* **Source**:
__________

Remark: Most methods in this part have the argument ax which should be a matplotlib.axes.Axes instance. If it is given, no new figure will be created and the item will be plotted on the ax directly. This is how we implement Trainer.plot_on_one_axes.
[11]:
trainer.plot_on_one_axes(
meth_name="plot_scatter",
meth_kwargs_ls=[
dict(scatter_kwargs={"color": "#635380", "s": 15, "marker": "s", "label": "[70, 74]"}, select_by_value_kwargs={"selection": {"model_year": (70, 74)}}),
dict(scatter_kwargs={"color": "#ACE4AA", "s": 15, "marker": "v", "label": "[75, 80]"}, select_by_value_kwargs={"selection": {"model_year": (75, 80)}})
],
meth_fix_kwargs=dict(
x_col="weight",
y_col="horsepower",
imputed=False,
),
xlabel="weight",
ylabel="horsepower",
legend=True,
)
[11]:
<Axes: xlabel='weight', ylabel='horsepower'>
Trainer.plot_hist_all shows the histogram for each feature. If the argument category is given, histograms of each unique value of the category column will be plotted separately and stacked together.
Remark: All methods with the postfix _all introduced in this part utilize corresponding methods without the postfix. For example, Trainer.plot_hist_all calls Trainer.plot_hist for multiple times.
[12]:
_ = trainer.plot_hist_all(imputed=False, kde=True, hist_kwargs={"bins": 5}, category="origin", legend_kwargs={"loc": "upper right"})
Trainer.plot_kde_all shows 1d KDE results for each feature.
[13]:
_ = trainer.plot_kde_all(imputed=False)
Trainer.plot_kde can also plot bi-variate gaussian kernel density.
[14]:
trainer.plot_kde(x_col="displacement", y_col="cylinders", kdeplot_kwargs=dict(fill=True, thresh=0, levels=100))
[14]:
<Axes: xlabel='displacement', ylabel='cylinders'>
Trainer.plot_truth_pred will show the comparison between ground truth values and predictions.

__________

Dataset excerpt
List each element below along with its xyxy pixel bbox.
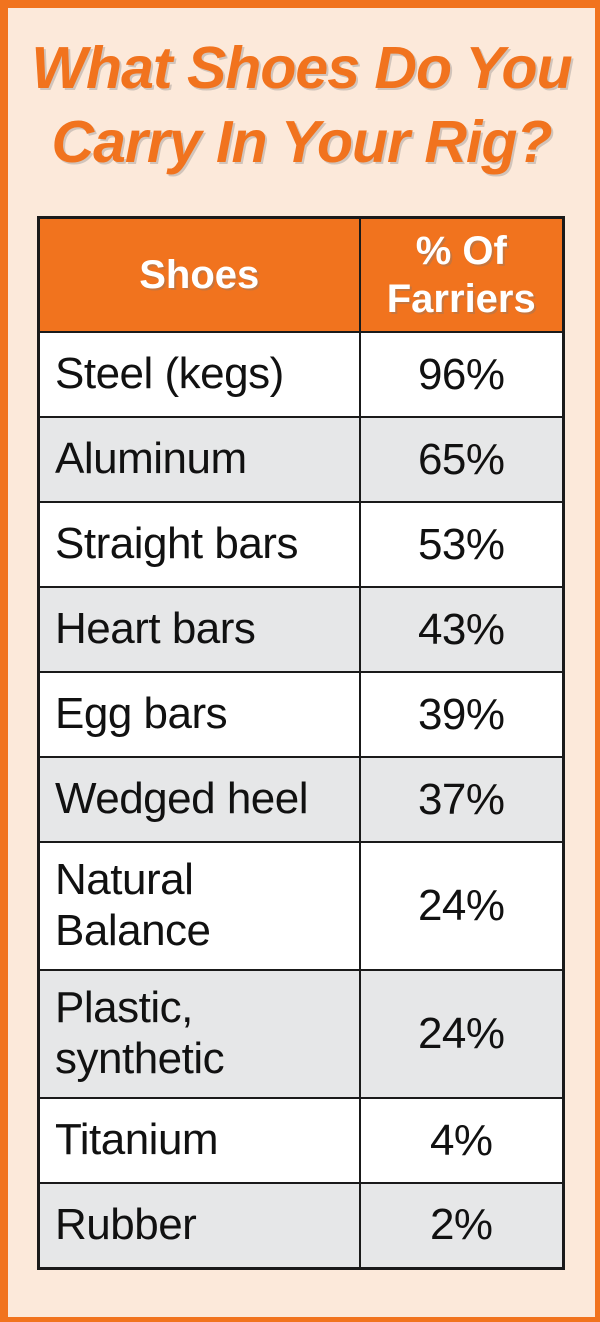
- shoe-name-cell: Natural Balance: [37, 841, 361, 971]
- percent-cell: 37%: [358, 756, 565, 843]
- table-row: Natural Balance 24%: [37, 841, 565, 971]
- table-row: Wedged heel 37%: [37, 756, 565, 843]
- table-header-row: Shoes % Of Farriers: [37, 216, 565, 333]
- table-row: Straight bars 53%: [37, 501, 565, 588]
- percent-cell: 96%: [358, 331, 565, 418]
- table-row: Heart bars 43%: [37, 586, 565, 673]
- percent-cell: 2%: [358, 1182, 565, 1269]
- shoe-name-cell: Egg bars: [37, 671, 361, 758]
- column-header-shoes: Shoes: [37, 216, 361, 333]
- table-row: Egg bars 39%: [37, 671, 565, 758]
- shoe-name-cell: Rubber: [37, 1182, 361, 1269]
- table-row: Aluminum 65%: [37, 416, 565, 503]
- percent-cell: 24%: [358, 841, 565, 971]
- percent-cell: 53%: [358, 501, 565, 588]
- percent-cell: 4%: [358, 1097, 565, 1184]
- shoe-name-cell: Steel (kegs): [37, 331, 361, 418]
- percent-cell: 65%: [358, 416, 565, 503]
- shoes-survey-table: Shoes % Of Farriers Steel (kegs) 96% Alu…: [37, 215, 565, 1270]
- table-row: Steel (kegs) 96%: [37, 331, 565, 418]
- column-header-farriers: % Of Farriers: [358, 216, 565, 333]
- shoe-name-cell: Wedged heel: [37, 756, 361, 843]
- shoe-name-cell: Aluminum: [37, 416, 361, 503]
- table-row: Plastic, synthetic 24%: [37, 969, 565, 1099]
- shoe-name-cell: Straight bars: [37, 501, 361, 588]
- percent-cell: 43%: [358, 586, 565, 673]
- table-row: Rubber 2%: [37, 1182, 565, 1269]
- shoe-name-cell: Titanium: [37, 1097, 361, 1184]
- percent-cell: 24%: [358, 969, 565, 1099]
- shoe-name-cell: Plastic, synthetic: [37, 969, 361, 1099]
- shoe-name-cell: Heart bars: [37, 586, 361, 673]
- percent-cell: 39%: [358, 671, 565, 758]
- table-row: Titanium 4%: [37, 1097, 565, 1184]
- page-title: What Shoes Do You Carry In Your Rig?: [31, 35, 572, 175]
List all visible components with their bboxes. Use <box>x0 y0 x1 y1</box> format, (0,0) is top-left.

__________

* **Directives**:
**1)** Set down the passage of the Trainer plotting text word for word, starting at the words "Trainer.plot_kde_all shows 1d" and stopping after the words "gaussian kernel density.".
**2)** Report every line of the records that contains the word "List", copying each such line in full.

* **Full solutions**:
**1)**
Trainer.plot_kde_all shows 1d KDE results for each feature.
[13]:
_ = trainer.plot_kde_all(imputed=False)
Trainer.plot_kde can also plot bi-variate gaussian kernel density.

**2)**
List each element below along with its xyxy pixel bbox.
List all visible components with their bboxes. Use <box>x0 y0 x1 y1</box> format, (0,0) is top-left.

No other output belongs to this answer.